Each entry below must be repeated word for word.

== RECORDS PROVIDED

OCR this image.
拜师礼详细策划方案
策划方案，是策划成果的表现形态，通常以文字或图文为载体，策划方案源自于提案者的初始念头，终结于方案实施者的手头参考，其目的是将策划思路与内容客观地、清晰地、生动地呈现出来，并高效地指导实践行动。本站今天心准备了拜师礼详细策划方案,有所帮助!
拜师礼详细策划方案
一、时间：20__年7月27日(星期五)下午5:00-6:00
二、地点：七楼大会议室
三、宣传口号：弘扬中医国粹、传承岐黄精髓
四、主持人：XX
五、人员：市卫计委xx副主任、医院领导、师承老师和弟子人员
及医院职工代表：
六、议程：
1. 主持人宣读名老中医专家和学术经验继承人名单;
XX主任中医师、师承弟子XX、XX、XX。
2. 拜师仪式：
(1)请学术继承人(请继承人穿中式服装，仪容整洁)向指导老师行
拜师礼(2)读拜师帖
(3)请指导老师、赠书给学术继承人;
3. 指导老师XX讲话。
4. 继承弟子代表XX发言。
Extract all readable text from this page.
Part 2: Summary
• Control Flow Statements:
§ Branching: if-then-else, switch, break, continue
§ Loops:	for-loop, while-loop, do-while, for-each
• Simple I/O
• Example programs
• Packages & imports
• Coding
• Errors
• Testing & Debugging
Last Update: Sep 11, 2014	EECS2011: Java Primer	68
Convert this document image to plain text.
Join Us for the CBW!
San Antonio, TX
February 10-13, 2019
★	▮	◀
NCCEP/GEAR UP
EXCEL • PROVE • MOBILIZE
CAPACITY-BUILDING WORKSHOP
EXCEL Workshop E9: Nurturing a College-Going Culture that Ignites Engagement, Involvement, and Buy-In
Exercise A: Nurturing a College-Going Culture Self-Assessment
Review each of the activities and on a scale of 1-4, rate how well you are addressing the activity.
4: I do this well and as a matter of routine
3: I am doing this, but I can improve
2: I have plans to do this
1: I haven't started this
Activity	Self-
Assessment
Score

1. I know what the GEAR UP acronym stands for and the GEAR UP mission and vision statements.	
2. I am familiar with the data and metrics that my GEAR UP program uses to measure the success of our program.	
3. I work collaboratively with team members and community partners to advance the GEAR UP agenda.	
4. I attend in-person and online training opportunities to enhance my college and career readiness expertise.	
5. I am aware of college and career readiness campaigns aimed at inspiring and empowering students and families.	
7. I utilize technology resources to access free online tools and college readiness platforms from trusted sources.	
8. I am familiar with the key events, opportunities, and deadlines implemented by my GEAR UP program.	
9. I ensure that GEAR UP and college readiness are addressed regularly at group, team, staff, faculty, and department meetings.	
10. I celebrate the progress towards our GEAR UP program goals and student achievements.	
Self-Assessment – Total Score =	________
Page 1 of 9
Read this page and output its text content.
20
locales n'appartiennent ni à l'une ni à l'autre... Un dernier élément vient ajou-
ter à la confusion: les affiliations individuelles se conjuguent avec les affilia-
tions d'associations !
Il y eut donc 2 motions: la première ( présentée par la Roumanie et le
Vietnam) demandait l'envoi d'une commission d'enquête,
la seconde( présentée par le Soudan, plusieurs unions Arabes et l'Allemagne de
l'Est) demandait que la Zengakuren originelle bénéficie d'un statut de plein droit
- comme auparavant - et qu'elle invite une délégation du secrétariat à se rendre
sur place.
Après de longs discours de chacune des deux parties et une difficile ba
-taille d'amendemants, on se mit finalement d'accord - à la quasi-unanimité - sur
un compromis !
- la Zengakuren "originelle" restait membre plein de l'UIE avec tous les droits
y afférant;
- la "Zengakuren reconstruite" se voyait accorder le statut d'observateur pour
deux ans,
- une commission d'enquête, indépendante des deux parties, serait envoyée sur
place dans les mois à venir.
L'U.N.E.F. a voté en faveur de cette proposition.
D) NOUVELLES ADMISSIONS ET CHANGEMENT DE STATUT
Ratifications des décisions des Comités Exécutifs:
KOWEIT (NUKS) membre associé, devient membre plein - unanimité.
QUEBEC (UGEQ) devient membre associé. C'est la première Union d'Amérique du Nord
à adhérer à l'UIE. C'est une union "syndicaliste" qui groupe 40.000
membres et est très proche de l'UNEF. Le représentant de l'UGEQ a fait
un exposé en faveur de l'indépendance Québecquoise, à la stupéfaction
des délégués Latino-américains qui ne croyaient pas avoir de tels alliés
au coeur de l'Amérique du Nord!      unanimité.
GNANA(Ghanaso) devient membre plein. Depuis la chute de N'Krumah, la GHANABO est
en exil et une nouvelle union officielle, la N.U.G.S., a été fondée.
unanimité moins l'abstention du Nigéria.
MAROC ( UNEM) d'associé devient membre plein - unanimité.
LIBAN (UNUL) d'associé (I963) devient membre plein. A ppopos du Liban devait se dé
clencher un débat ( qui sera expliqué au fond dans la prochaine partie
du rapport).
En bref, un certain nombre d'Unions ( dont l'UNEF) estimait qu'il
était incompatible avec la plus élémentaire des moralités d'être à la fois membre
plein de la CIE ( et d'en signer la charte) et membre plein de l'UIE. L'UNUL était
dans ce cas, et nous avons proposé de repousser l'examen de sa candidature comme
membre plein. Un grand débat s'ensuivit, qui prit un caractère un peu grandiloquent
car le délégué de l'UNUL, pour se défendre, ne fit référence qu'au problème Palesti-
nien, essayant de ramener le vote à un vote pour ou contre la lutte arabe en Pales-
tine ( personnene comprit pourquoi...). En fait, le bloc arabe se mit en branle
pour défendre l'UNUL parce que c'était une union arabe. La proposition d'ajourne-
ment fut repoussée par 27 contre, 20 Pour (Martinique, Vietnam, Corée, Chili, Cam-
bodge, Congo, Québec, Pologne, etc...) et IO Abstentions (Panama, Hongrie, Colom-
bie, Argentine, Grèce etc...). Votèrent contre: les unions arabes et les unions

====

> _EXERCISE SOLUTION_:
OCR this image.
拜师礼详细策划方案
策划方案，是策划成果的表现形态，通常以文字或图文为载体，策划方案源自于提案者的初始念头，终结于方案实施者的手头参考，其目的是将策划思路与内容客观地、清晰地、生动地呈现出来，并高效地指导实践行动。本站今天心准备了拜师礼详细策划方案,有所帮助!
拜师礼详细策划方案
一、时间：20__年7月27日(星期五)下午5:00-6:00
二、地点：七楼大会议室
三、宣传口号：弘扬中医国粹、传承岐黄精髓
四、主持人：XX
五、人员：市卫计委xx副主任、医院领导、师承老师和弟子人员
及医院职工代表：
六、议程：
1. 主持人宣读名老中医专家和学术经验继承人名单;
XX主任中医师、师承弟子XX、XX、XX。
2. 拜师仪式：
(1)请学术继承人(请继承人穿中式服装，仪容整洁)向指导老师行
拜师礼(2)读拜师帖
(3)请指导老师、赠书给学术继承人;
3. 指导老师XX讲话。
4. 继承弟子代表XX发言。
Extract all readable text from this page.
Part 2: Summary
• Control Flow Statements:
§ Branching: if-then-else, switch, break, continue
§ Loops:	for-loop, while-loop, do-while, for-each
• Simple I/O
• Example programs
• Packages & imports
• Coding
• Errors
• Testing & Debugging
Last Update: Sep 11, 2014	EECS2011: Java Primer	68
Convert this document image to plain text.
Join Us for the CBW!
San Antonio, TX
February 10-13, 2019
★	▮	◀
NCCEP/GEAR UP
EXCEL • PROVE • MOBILIZE
CAPACITY-BUILDING WORKSHOP
EXCEL Workshop E9: Nurturing a College-Going Culture that Ignites Engagement, Involvement, and Buy-In
Exercise A: Nurturing a College-Going Culture Self-Assessment
Review each of the activities and on a scale of 1-4, rate how well you are addressing the activity.
4: I do this well and as a matter of routine
3: I am doing this, but I can improve
2: I have plans to do this
1: I haven't started this
Activity	Self-
Assessment
Score

1. I know what the GEAR UP acronym stands for and the GEAR UP mission and vision statements.	
2. I am familiar with the data and metrics that my GEAR UP program uses to measure the success of our program.	
3. I work collaboratively with team members and community partners to advance the GEAR UP agenda.	
4. I attend in-person and online training opportunities to enhance my college and career readiness expertise.	
5. I am aware of college and career readiness campaigns aimed at inspiring and empowering students and families.	
7. I utilize technology resources to access free online tools and college readiness platforms from trusted sources.	
8. I am familiar with the key events, opportunities, and deadlines implemented by my GEAR UP program.	
9. I ensure that GEAR UP and college readiness are addressed regularly at group, team, staff, faculty, and department meetings.	
10. I celebrate the progress towards our GEAR UP program goals and student achievements.	
Self-Assessment – Total Score =	________
Page 1 of 9
Read this page and output its text content.
20
locales n'appartiennent ni à l'une ni à l'autre... Un dernier élément vient ajou-
ter à la confusion: les affiliations individuelles se conjuguent avec les affilia-
tions d'associations !
Il y eut donc 2 motions: la première ( présentée par la Roumanie et le
Vietnam) demandait l'envoi d'une commission d'enquête,
la seconde( présentée par le Soudan, plusieurs unions Arabes et l'Allemagne de
l'Est) demandait que la Zengakuren originelle bénéficie d'un statut de plein droit
- comme auparavant - et qu'elle invite une délégation du secrétariat à se rendre
sur place.
Après de longs discours de chacune des deux parties et une difficile ba
-taille d'amendemants, on se mit finalement d'accord - à la quasi-unanimité - sur
un compromis !
- la Zengakuren "originelle" restait membre plein de l'UIE avec tous les droits
y afférant;
- la "Zengakuren reconstruite" se voyait accorder le statut d'observateur pour
deux ans,
- une commission d'enquête, indépendante des deux parties, serait envoyée sur
place dans les mois à venir.
L'U.N.E.F. a voté en faveur de cette proposition.
D) NOUVELLES ADMISSIONS ET CHANGEMENT DE STATUT
Ratifications des décisions des Comités Exécutifs:
KOWEIT (NUKS) membre associé, devient membre plein - unanimité.
QUEBEC (UGEQ) devient membre associé. C'est la première Union d'Amérique du Nord
à adhérer à l'UIE. C'est une union "syndicaliste" qui groupe 40.000
membres et est très proche de l'UNEF. Le représentant de l'UGEQ a fait
un exposé en faveur de l'indépendance Québecquoise, à la stupéfaction
des délégués Latino-américains qui ne croyaient pas avoir de tels alliés
au coeur de l'Amérique du Nord!      unanimité.
GNANA(Ghanaso) devient membre plein. Depuis la chute de N'Krumah, la GHANABO est
en exil et une nouvelle union officielle, la N.U.G.S., a été fondée.
unanimité moins l'abstention du Nigéria.
MAROC ( UNEM) d'associé devient membre plein - unanimité.
LIBAN (UNUL) d'associé (I963) devient membre plein. A ppopos du Liban devait se dé
clencher un débat ( qui sera expliqué au fond dans la prochaine partie
du rapport).
En bref, un certain nombre d'Unions ( dont l'UNEF) estimait qu'il
était incompatible avec la plus élémentaire des moralités d'être à la fois membre
plein de la CIE ( et d'en signer la charte) et membre plein de l'UIE. L'UNUL était
dans ce cas, et nous avons proposé de repousser l'examen de sa candidature comme
membre plein. Un grand débat s'ensuivit, qui prit un caractère un peu grandiloquent
car le délégué de l'UNUL, pour se défendre, ne fit référence qu'au problème Palesti-
nien, essayant de ramener le vote à un vote pour ou contre la lutte arabe en Pales-
tine ( personnene comprit pourquoi...). En fait, le bloc arabe se mit en branle
pour défendre l'UNUL parce que c'était une union arabe. La proposition d'ajourne-
ment fut repoussée par 27 contre, 20 Pour (Martinique, Vietnam, Corée, Chili, Cam-
bodge, Congo, Québec, Pologne, etc...) et IO Abstentions (Panama, Hongrie, Colom-
bie, Argentine, Grèce etc...). Votèrent contre: les unions arabes et les unions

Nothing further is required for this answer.